EXERCISE –
Tally every line of the listing below that holds "sites", then give the tally alone.

[BEGIN GIVEN ENTRIES]

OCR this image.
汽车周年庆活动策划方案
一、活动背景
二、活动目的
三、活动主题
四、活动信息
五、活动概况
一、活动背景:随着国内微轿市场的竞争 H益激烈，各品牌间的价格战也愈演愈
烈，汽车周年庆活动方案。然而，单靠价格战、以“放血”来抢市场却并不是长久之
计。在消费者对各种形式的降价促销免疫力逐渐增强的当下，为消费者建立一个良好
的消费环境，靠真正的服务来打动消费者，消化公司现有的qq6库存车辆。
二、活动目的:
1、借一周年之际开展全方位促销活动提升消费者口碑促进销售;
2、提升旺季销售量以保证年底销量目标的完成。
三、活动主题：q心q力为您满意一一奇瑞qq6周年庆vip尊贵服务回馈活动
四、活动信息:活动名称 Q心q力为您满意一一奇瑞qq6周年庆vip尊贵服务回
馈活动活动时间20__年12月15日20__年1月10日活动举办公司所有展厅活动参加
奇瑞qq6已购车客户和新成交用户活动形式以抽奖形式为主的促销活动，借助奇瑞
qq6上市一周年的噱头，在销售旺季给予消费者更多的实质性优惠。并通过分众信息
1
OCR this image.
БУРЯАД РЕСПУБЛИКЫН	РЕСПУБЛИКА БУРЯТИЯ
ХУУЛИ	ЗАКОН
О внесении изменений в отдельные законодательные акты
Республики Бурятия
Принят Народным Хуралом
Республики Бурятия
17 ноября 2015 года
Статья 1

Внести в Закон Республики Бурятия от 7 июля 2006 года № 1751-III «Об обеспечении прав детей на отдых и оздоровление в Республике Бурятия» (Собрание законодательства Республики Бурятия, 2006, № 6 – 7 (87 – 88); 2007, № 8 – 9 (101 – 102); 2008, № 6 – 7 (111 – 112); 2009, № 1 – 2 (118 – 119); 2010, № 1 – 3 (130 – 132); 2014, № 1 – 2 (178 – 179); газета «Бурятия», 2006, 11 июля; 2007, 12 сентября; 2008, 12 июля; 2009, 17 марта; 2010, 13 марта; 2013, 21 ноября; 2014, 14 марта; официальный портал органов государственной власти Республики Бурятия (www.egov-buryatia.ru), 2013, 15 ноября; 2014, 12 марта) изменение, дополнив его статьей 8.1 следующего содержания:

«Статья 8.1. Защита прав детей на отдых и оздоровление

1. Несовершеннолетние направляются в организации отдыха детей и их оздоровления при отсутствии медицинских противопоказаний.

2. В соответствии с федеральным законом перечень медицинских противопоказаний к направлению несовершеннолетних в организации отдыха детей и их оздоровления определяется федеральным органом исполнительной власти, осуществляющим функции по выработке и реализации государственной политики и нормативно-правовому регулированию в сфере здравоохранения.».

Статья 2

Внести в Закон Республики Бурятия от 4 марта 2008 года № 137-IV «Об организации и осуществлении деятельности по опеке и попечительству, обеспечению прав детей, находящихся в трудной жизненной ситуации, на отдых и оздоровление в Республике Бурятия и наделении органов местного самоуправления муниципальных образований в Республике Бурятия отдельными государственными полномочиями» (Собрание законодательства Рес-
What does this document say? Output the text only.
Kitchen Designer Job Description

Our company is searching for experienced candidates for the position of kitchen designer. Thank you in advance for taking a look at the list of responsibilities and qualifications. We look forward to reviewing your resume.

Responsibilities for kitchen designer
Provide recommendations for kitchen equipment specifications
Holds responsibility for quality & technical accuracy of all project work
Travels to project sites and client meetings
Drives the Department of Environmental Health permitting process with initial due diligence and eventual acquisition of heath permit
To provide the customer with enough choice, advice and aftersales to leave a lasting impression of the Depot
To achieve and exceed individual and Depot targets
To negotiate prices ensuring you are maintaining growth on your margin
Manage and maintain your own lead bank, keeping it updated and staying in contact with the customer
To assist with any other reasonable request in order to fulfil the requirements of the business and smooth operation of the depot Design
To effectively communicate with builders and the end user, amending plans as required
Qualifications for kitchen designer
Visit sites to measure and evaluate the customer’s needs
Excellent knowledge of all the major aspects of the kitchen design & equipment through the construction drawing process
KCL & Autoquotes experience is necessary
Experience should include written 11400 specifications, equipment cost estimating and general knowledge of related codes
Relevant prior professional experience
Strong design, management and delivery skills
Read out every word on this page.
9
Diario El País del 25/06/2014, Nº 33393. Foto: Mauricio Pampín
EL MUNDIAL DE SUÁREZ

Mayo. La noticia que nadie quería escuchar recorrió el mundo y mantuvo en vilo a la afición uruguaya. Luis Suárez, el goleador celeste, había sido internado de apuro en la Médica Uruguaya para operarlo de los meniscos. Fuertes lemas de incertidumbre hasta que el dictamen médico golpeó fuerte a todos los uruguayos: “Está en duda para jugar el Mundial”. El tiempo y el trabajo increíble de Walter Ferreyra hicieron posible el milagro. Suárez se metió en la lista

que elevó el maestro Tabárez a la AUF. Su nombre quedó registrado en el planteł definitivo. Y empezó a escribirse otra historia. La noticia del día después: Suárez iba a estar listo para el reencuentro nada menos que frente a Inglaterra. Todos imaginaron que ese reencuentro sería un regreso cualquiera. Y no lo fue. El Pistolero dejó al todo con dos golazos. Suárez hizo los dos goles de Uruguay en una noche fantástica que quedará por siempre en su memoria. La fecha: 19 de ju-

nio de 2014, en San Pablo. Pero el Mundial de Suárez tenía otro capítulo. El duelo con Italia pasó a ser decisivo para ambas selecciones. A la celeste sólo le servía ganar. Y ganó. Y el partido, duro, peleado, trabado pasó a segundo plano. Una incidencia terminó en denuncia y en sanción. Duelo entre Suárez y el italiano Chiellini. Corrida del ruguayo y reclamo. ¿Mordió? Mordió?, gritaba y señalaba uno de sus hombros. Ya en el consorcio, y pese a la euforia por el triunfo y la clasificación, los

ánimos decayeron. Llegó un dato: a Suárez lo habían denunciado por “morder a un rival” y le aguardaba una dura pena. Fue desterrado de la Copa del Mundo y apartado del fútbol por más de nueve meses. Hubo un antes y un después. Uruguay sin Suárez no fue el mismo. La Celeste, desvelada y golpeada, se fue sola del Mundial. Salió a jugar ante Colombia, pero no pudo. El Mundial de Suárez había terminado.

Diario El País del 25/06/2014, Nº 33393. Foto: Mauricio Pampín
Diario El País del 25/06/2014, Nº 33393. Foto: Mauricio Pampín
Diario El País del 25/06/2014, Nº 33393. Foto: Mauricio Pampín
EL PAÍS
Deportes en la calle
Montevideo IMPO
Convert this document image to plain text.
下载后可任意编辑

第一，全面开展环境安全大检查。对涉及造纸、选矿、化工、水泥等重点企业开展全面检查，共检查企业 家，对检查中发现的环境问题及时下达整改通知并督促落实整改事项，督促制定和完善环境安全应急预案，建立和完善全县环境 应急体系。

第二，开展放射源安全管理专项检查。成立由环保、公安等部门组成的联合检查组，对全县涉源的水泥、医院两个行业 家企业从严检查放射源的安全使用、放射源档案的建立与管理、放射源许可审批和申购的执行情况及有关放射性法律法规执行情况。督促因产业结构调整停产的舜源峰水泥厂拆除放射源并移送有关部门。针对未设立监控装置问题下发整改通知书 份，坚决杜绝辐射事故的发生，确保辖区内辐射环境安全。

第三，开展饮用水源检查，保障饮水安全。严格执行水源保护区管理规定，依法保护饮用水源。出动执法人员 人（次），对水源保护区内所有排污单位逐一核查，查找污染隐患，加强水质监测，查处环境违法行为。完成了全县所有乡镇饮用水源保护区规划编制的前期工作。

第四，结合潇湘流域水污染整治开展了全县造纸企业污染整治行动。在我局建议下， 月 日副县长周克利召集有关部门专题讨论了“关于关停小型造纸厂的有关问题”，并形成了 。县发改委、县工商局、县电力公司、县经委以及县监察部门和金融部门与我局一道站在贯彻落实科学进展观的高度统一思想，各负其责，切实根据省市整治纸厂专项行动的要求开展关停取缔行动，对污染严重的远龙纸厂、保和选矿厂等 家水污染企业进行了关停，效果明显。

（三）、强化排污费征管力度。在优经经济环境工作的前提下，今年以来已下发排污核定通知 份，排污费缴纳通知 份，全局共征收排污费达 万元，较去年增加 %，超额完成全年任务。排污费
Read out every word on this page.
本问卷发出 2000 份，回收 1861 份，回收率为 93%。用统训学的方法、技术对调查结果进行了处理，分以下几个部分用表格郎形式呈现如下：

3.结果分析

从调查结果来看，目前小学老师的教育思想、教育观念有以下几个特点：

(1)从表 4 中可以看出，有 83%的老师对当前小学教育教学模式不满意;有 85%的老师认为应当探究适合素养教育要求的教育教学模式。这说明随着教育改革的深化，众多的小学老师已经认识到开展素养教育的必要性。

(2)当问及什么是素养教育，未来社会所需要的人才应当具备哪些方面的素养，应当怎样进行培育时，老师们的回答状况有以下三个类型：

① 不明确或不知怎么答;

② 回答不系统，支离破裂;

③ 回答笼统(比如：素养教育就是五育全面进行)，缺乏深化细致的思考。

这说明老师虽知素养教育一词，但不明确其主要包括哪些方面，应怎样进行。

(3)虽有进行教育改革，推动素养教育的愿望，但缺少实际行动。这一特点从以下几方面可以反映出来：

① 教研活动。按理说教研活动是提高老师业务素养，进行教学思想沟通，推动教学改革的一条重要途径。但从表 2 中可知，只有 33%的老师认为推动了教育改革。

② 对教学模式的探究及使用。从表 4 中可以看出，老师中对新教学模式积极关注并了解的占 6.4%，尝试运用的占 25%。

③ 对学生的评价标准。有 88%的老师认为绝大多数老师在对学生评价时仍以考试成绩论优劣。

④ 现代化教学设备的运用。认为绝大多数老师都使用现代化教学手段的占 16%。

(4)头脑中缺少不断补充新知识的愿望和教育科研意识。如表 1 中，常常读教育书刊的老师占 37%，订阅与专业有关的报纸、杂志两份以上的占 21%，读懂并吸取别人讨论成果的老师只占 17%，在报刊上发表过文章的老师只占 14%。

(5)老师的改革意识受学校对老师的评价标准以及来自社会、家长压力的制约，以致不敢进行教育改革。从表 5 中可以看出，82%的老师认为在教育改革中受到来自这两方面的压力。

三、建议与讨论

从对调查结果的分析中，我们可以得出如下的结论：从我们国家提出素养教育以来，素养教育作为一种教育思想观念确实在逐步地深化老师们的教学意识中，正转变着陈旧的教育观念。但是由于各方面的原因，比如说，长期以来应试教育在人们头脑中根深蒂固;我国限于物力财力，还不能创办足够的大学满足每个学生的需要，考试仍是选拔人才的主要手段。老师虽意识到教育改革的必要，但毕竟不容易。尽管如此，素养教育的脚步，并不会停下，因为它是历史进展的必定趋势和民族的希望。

[END GIVEN ENTRIES]

RESULT OF THIS EXERCISE –
2